Exactly as given, repeat all of the entries.

[Saved data entries]
++++++++++++++++++++

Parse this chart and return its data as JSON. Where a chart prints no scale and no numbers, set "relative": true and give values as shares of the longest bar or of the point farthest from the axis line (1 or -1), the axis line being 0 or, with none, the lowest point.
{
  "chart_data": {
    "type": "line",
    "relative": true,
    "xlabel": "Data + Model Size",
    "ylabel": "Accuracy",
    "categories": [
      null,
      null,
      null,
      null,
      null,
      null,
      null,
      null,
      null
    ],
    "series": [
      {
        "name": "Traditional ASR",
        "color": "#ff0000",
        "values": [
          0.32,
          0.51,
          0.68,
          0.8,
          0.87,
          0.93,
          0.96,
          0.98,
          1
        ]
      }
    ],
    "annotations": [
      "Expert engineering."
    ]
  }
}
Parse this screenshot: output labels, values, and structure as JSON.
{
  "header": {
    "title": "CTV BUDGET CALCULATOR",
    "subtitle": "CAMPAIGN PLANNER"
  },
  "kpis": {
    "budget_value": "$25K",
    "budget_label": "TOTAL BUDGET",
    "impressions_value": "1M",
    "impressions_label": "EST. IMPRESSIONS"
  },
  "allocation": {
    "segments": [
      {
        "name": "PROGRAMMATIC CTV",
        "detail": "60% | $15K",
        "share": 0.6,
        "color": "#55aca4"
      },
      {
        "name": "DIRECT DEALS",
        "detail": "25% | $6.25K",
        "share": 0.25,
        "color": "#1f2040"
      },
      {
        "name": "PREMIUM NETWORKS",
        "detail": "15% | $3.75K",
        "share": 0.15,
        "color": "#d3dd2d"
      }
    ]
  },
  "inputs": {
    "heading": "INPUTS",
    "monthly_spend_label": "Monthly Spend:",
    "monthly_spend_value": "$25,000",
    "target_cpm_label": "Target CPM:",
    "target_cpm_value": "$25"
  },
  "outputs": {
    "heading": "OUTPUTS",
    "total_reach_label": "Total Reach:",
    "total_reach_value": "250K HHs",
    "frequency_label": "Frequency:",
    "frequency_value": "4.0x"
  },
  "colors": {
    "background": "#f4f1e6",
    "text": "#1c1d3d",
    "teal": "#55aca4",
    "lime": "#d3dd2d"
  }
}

++++++++++++++++++++

▶ [Reply]:
Parse this chart and return its data as JSON. Where a chart prints no scale and no numbers, set "relative": true and give values as shares of the longest bar or of the point farthest from the axis line (1 or -1), the axis line being 0 or, with none, the lowest point.
{
  "chart_data": {
    "type": "line",
    "relative": true,
    "xlabel": "Data + Model Size",
    "ylabel": "Accuracy",
    "categories": [
      null,
      null,
      null,
      null,
      null,
      null,
      null,
      null,
      null
    ],
    "series": [
      {
        "name": "Traditional ASR",
        "color": "#ff0000",
        "values": [
          0.32,
          0.51,
          0.68,
          0.8,
          0.87,
          0.93,
          0.96,
          0.98,
          1
        ]
      }
    ],
    "annotations": [
      "Expert engineering."
    ]
  }
}
Parse this screenshot: output labels, values, and structure as JSON.
{
  "header": {
    "title": "CTV BUDGET CALCULATOR",
    "subtitle": "CAMPAIGN PLANNER"
  },
  "kpis": {
    "budget_value": "$25K",
    "budget_label": "TOTAL BUDGET",
    "impressions_value": "1M",
    "impressions_label": "EST. IMPRESSIONS"
  },
  "allocation": {
    "segments": [
      {
        "name": "PROGRAMMATIC CTV",
        "detail": "60% | $15K",
        "share": 0.6,
        "color": "#55aca4"
      },
      {
        "name": "DIRECT DEALS",
        "detail": "25% | $6.25K",
        "share": 0.25,
        "color": "#1f2040"
      },
      {
        "name": "PREMIUM NETWORKS",
        "detail": "15% | $3.75K",
        "share": 0.15,
        "color": "#d3dd2d"
      }
    ]
  },
  "inputs": {
    "heading": "INPUTS",
    "monthly_spend_label": "Monthly Spend:",
    "monthly_spend_value": "$25,000",
    "target_cpm_label": "Target CPM:",
    "target_cpm_value": "$25"
  },
  "outputs": {
    "heading": "OUTPUTS",
    "total_reach_label": "Total Reach:",
    "total_reach_value": "250K HHs",
    "frequency_label": "Frequency:",
    "frequency_value": "4.0x"
  },
  "colors": {
    "background": "#f4f1e6",
    "text": "#1c1d3d",
    "teal": "#55aca4",
    "lime": "#d3dd2d"
  }
}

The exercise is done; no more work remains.